═══ Provided entries

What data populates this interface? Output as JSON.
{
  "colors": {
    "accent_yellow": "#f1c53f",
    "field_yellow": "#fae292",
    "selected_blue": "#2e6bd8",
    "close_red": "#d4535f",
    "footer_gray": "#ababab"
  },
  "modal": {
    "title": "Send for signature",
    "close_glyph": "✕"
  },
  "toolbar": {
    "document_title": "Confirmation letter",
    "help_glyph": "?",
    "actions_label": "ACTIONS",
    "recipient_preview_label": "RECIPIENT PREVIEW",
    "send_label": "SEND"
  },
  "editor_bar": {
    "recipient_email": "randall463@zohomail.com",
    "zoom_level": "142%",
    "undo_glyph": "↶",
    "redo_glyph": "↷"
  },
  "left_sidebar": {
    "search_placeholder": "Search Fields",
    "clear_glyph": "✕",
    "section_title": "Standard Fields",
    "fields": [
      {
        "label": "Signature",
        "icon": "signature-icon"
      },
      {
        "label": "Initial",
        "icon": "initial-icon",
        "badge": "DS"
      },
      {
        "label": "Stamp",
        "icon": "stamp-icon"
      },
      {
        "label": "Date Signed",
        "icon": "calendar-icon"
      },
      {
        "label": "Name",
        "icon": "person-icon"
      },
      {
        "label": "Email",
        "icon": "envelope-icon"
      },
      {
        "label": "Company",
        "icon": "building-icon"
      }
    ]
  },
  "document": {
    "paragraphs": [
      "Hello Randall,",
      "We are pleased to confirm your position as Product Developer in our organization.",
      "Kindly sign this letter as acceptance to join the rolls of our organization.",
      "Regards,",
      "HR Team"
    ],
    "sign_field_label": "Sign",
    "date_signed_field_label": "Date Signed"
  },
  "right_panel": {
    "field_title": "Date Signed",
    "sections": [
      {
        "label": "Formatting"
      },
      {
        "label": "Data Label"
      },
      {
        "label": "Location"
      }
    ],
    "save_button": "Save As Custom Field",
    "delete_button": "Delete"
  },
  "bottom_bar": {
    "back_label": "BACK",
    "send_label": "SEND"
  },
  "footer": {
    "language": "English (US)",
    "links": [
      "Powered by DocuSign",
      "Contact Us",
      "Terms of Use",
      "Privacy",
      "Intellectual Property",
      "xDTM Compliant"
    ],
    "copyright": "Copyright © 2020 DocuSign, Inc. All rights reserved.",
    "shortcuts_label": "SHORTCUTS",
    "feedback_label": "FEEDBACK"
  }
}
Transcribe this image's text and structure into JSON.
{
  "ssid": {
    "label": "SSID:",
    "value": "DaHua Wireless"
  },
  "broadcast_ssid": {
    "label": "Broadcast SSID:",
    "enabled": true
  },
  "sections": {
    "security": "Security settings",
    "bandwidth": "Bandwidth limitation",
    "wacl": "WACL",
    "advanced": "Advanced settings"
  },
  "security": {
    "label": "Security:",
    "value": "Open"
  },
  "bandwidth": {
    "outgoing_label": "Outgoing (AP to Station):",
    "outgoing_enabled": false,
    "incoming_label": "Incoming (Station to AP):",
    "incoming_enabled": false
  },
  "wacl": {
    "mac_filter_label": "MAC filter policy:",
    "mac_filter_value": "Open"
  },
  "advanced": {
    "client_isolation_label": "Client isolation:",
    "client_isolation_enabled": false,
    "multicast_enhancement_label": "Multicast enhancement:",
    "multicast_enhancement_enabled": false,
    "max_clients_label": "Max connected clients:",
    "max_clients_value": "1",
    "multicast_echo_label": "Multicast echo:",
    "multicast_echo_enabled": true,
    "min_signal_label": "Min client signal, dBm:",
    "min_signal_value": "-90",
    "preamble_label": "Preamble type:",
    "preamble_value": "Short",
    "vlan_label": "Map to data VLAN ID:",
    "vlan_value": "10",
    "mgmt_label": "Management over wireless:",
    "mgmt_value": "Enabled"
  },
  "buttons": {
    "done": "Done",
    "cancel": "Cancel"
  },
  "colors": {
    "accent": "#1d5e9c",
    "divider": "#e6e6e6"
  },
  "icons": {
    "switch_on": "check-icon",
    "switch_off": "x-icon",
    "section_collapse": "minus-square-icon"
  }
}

══════

Exactly reproduce all of the entries.

- [Problem solution]
What data populates this interface? Output as JSON.
{
  "colors": {
    "accent_yellow": "#f1c53f",
    "field_yellow": "#fae292",
    "selected_blue": "#2e6bd8",
    "close_red": "#d4535f",
    "footer_gray": "#ababab"
  },
  "modal": {
    "title": "Send for signature",
    "close_glyph": "✕"
  },
  "toolbar": {
    "document_title": "Confirmation letter",
    "help_glyph": "?",
    "actions_label": "ACTIONS",
    "recipient_preview_label": "RECIPIENT PREVIEW",
    "send_label": "SEND"
  },
  "editor_bar": {
    "recipient_email": "randall463@zohomail.com",
    "zoom_level": "142%",
    "undo_glyph": "↶",
    "redo_glyph": "↷"
  },
  "left_sidebar": {
    "search_placeholder": "Search Fields",
    "clear_glyph": "✕",
    "section_title": "Standard Fields",
    "fields": [
      {
        "label": "Signature",
        "icon": "signature-icon"
      },
      {
        "label": "Initial",
        "icon": "initial-icon",
        "badge": "DS"
      },
      {
        "label": "Stamp",
        "icon": "stamp-icon"
      },
      {
        "label": "Date Signed",
        "icon": "calendar-icon"
      },
      {
        "label": "Name",
        "icon": "person-icon"
      },
      {
        "label": "Email",
        "icon": "envelope-icon"
      },
      {
        "label": "Company",
        "icon": "building-icon"
      }
    ]
  },
  "document": {
    "paragraphs": [
      "Hello Randall,",
      "We are pleased to confirm your position as Product Developer in our organization.",
      "Kindly sign this letter as acceptance to join the rolls of our organization.",
      "Regards,",
      "HR Team"
    ],
    "sign_field_label": "Sign",
    "date_signed_field_label": "Date Signed"
  },
  "right_panel": {
    "field_title": "Date Signed",
    "sections": [
      {
        "label": "Formatting"
      },
      {
        "label": "Data Label"
      },
      {
        "label": "Location"
      }
    ],
    "save_button": "Save As Custom Field",
    "delete_button": "Delete"
  },
  "bottom_bar": {
    "back_label": "BACK",
    "send_label": "SEND"
  },
  "footer": {
    "language": "English (US)",
    "links": [
      "Powered by DocuSign",
      "Contact Us",
      "Terms of Use",
      "Privacy",
      "Intellectual Property",
      "xDTM Compliant"
    ],
    "copyright": "Copyright © 2020 DocuSign, Inc. All rights reserved.",
    "shortcuts_label": "SHORTCUTS",
    "feedback_label": "FEEDBACK"
  }
}
Transcribe this image's text and structure into JSON.
{
  "ssid": {
    "label": "SSID:",
    "value": "DaHua Wireless"
  },
  "broadcast_ssid": {
    "label": "Broadcast SSID:",
    "enabled": true
  },
  "sections": {
    "security": "Security settings",
    "bandwidth": "Bandwidth limitation",
    "wacl": "WACL",
    "advanced": "Advanced settings"
  },
  "security": {
    "label": "Security:",
    "value": "Open"
  },
  "bandwidth": {
    "outgoing_label": "Outgoing (AP to Station):",
    "outgoing_enabled": false,
    "incoming_label": "Incoming (Station to AP):",
    "incoming_enabled": false
  },
  "wacl": {
    "mac_filter_label": "MAC filter policy:",
    "mac_filter_value": "Open"
  },
  "advanced": {
    "client_isolation_label": "Client isolation:",
    "client_isolation_enabled": false,
    "multicast_enhancement_label": "Multicast enhancement:",
    "multicast_enhancement_enabled": false,
    "max_clients_label": "Max connected clients:",
    "max_clients_value": "1",
    "multicast_echo_label": "Multicast echo:",
    "multicast_echo_enabled": true,
    "min_signal_label": "Min client signal, dBm:",
    "min_signal_value": "-90",
    "preamble_label": "Preamble type:",
    "preamble_value": "Short",
    "vlan_label": "Map to data VLAN ID:",
    "vlan_value": "10",
    "mgmt_label": "Management over wireless:",
    "mgmt_value": "Enabled"
  },
  "buttons": {
    "done": "Done",
    "cancel": "Cancel"
  },
  "colors": {
    "accent": "#1d5e9c",
    "divider": "#e6e6e6"
  },
  "icons": {
    "switch_on": "check-icon",
    "switch_off": "x-icon",
    "section_collapse": "minus-square-icon"
  }
}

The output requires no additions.